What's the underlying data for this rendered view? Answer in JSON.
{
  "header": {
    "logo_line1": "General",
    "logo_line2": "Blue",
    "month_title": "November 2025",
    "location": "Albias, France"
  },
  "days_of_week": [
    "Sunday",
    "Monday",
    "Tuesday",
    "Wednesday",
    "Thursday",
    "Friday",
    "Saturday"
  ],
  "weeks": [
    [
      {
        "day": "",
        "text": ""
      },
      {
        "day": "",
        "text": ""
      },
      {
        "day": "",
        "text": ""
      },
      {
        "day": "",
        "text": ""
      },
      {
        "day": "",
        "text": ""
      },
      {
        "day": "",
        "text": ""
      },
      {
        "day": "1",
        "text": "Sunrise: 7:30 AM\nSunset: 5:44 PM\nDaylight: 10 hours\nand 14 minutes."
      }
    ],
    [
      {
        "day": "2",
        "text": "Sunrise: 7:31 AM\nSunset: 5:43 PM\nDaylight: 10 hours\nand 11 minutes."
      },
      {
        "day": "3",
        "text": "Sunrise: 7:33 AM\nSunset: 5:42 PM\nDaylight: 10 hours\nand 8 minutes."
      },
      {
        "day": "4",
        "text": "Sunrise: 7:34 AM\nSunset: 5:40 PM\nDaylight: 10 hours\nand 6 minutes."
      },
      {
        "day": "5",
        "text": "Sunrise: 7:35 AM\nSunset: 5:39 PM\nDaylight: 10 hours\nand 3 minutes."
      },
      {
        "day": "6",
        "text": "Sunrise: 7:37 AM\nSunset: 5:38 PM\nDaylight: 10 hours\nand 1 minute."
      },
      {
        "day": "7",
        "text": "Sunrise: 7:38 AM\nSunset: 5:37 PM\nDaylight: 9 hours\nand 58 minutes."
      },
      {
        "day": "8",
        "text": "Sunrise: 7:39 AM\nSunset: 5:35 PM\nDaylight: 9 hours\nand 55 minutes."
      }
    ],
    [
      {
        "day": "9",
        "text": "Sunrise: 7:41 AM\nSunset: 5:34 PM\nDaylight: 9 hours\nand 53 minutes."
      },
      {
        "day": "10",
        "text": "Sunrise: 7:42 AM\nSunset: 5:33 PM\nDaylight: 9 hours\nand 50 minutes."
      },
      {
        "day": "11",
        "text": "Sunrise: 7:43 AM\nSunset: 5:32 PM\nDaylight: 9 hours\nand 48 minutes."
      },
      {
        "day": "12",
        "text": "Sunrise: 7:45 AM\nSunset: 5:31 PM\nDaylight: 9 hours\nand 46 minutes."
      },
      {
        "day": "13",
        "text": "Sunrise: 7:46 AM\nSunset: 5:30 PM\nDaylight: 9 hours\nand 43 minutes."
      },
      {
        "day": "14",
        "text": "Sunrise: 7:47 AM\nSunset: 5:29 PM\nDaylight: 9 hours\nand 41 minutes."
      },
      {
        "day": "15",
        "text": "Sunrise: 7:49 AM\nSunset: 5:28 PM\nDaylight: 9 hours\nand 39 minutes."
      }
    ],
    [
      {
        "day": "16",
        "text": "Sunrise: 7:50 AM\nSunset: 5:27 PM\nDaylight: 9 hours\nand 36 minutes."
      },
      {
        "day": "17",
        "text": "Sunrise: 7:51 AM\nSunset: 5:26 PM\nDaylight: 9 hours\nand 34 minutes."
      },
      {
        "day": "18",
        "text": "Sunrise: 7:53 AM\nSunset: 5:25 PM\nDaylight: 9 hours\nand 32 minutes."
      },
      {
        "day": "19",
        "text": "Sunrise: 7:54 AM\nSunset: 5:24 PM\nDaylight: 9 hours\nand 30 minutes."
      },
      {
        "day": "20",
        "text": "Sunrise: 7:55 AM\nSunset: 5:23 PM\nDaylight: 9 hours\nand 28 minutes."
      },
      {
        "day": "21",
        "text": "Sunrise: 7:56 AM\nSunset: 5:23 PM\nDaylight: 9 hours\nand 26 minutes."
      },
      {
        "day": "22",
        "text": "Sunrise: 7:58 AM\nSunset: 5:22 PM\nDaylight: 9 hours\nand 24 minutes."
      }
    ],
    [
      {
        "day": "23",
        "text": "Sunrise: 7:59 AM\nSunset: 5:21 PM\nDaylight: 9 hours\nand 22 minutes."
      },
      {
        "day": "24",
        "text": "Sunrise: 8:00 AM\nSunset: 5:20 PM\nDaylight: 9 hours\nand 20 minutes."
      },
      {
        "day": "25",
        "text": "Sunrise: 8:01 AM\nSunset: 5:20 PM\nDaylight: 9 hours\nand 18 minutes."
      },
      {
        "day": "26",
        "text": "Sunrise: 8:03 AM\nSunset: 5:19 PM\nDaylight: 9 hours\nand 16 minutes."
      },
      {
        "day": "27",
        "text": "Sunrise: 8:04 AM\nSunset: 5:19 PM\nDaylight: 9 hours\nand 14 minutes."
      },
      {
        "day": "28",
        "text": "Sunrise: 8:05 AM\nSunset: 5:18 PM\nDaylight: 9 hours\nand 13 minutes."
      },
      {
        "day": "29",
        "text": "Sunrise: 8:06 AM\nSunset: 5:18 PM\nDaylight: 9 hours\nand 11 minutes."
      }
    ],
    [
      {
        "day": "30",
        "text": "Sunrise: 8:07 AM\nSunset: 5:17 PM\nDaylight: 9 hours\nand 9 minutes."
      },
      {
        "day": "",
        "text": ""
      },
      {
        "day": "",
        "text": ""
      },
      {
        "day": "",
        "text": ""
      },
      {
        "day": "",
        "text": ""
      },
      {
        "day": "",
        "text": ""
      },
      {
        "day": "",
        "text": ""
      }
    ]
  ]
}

══════════

Directions | Restate each entry exactly, skipping none.

Answer |
What's the underlying data for this rendered view? Answer in JSON.
{
  "header": {
    "logo_line1": "General",
    "logo_line2": "Blue",
    "month_title": "November 2025",
    "location": "Albias, France"
  },
  "days_of_week": [
    "Sunday",
    "Monday",
    "Tuesday",
    "Wednesday",
    "Thursday",
    "Friday",
    "Saturday"
  ],
  "weeks": [
    [
      {
        "day": "",
        "text": ""
      },
      {
        "day": "",
        "text": ""
      },
      {
        "day": "",
        "text": ""
      },
      {
        "day": "",
        "text": ""
      },
      {
        "day": "",
        "text": ""
      },
      {
        "day": "",
        "text": ""
      },
      {
        "day": "1",
        "text": "Sunrise: 7:30 AM\nSunset: 5:44 PM\nDaylight: 10 hours\nand 14 minutes."
      }
    ],
    [
      {
        "day": "2",
        "text": "Sunrise: 7:31 AM\nSunset: 5:43 PM\nDaylight: 10 hours\nand 11 minutes."
      },
      {
        "day": "3",
        "text": "Sunrise: 7:33 AM\nSunset: 5:42 PM\nDaylight: 10 hours\nand 8 minutes."
      },
      {
        "day": "4",
        "text": "Sunrise: 7:34 AM\nSunset: 5:40 PM\nDaylight: 10 hours\nand 6 minutes."
      },
      {
        "day": "5",
        "text": "Sunrise: 7:35 AM\nSunset: 5:39 PM\nDaylight: 10 hours\nand 3 minutes."
      },
      {
        "day": "6",
        "text": "Sunrise: 7:37 AM\nSunset: 5:38 PM\nDaylight: 10 hours\nand 1 minute."
      },
      {
        "day": "7",
        "text": "Sunrise: 7:38 AM\nSunset: 5:37 PM\nDaylight: 9 hours\nand 58 minutes."
      },
      {
        "day": "8",
        "text": "Sunrise: 7:39 AM\nSunset: 5:35 PM\nDaylight: 9 hours\nand 55 minutes."
      }
    ],
    [
      {
        "day": "9",
        "text": "Sunrise: 7:41 AM\nSunset: 5:34 PM\nDaylight: 9 hours\nand 53 minutes."
      },
      {
        "day": "10",
        "text": "Sunrise: 7:42 AM\nSunset: 5:33 PM\nDaylight: 9 hours\nand 50 minutes."
      },
      {
        "day": "11",
        "text": "Sunrise: 7:43 AM\nSunset: 5:32 PM\nDaylight: 9 hours\nand 48 minutes."
      },
      {
        "day": "12",
        "text": "Sunrise: 7:45 AM\nSunset: 5:31 PM\nDaylight: 9 hours\nand 46 minutes."
      },
      {
        "day": "13",
        "text": "Sunrise: 7:46 AM\nSunset: 5:30 PM\nDaylight: 9 hours\nand 43 minutes."
      },
      {
        "day": "14",
        "text": "Sunrise: 7:47 AM\nSunset: 5:29 PM\nDaylight: 9 hours\nand 41 minutes."
      },
      {
        "day": "15",
        "text": "Sunrise: 7:49 AM\nSunset: 5:28 PM\nDaylight: 9 hours\nand 39 minutes."
      }
    ],
    [
      {
        "day": "16",
        "text": "Sunrise: 7:50 AM\nSunset: 5:27 PM\nDaylight: 9 hours\nand 36 minutes."
      },
      {
        "day": "17",
        "text": "Sunrise: 7:51 AM\nSunset: 5:26 PM\nDaylight: 9 hours\nand 34 minutes."
      },
      {
        "day": "18",
        "text": "Sunrise: 7:53 AM\nSunset: 5:25 PM\nDaylight: 9 hours\nand 32 minutes."
      },
      {
        "day": "19",
        "text": "Sunrise: 7:54 AM\nSunset: 5:24 PM\nDaylight: 9 hours\nand 30 minutes."
      },
      {
        "day": "20",
        "text": "Sunrise: 7:55 AM\nSunset: 5:23 PM\nDaylight: 9 hours\nand 28 minutes."
      },
      {
        "day": "21",
        "text": "Sunrise: 7:56 AM\nSunset: 5:23 PM\nDaylight: 9 hours\nand 26 minutes."
      },
      {
        "day": "22",
        "text": "Sunrise: 7:58 AM\nSunset: 5:22 PM\nDaylight: 9 hours\nand 24 minutes."
      }
    ],
    [
      {
        "day": "23",
        "text": "Sunrise: 7:59 AM\nSunset: 5:21 PM\nDaylight: 9 hours\nand 22 minutes."
      },
      {
        "day": "24",
        "text": "Sunrise: 8:00 AM\nSunset: 5:20 PM\nDaylight: 9 hours\nand 20 minutes."
      },
      {
        "day": "25",
        "text": "Sunrise: 8:01 AM\nSunset: 5:20 PM\nDaylight: 9 hours\nand 18 minutes."
      },
      {
        "day": "26",
        "text": "Sunrise: 8:03 AM\nSunset: 5:19 PM\nDaylight: 9 hours\nand 16 minutes."
      },
      {
        "day": "27",
        "text": "Sunrise: 8:04 AM\nSunset: 5:19 PM\nDaylight: 9 hours\nand 14 minutes."
      },
      {
        "day": "28",
        "text": "Sunrise: 8:05 AM\nSunset: 5:18 PM\nDaylight: 9 hours\nand 13 minutes."
      },
      {
        "day": "29",
        "text": "Sunrise: 8:06 AM\nSunset: 5:18 PM\nDaylight: 9 hours\nand 11 minutes."
      }
    ],
    [
      {
        "day": "30",
        "text": "Sunrise: 8:07 AM\nSunset: 5:17 PM\nDaylight: 9 hours\nand 9 minutes."
      },
      {
        "day": "",
        "text": ""
      },
      {
        "day": "",
        "text": ""
      },
      {
        "day": "",
        "text": ""
      },
      {
        "day": "",
        "text": ""
      },
      {
        "day": "",
        "text": ""
      },
      {
        "day": "",
        "text": ""
      }
    ]
  ]
}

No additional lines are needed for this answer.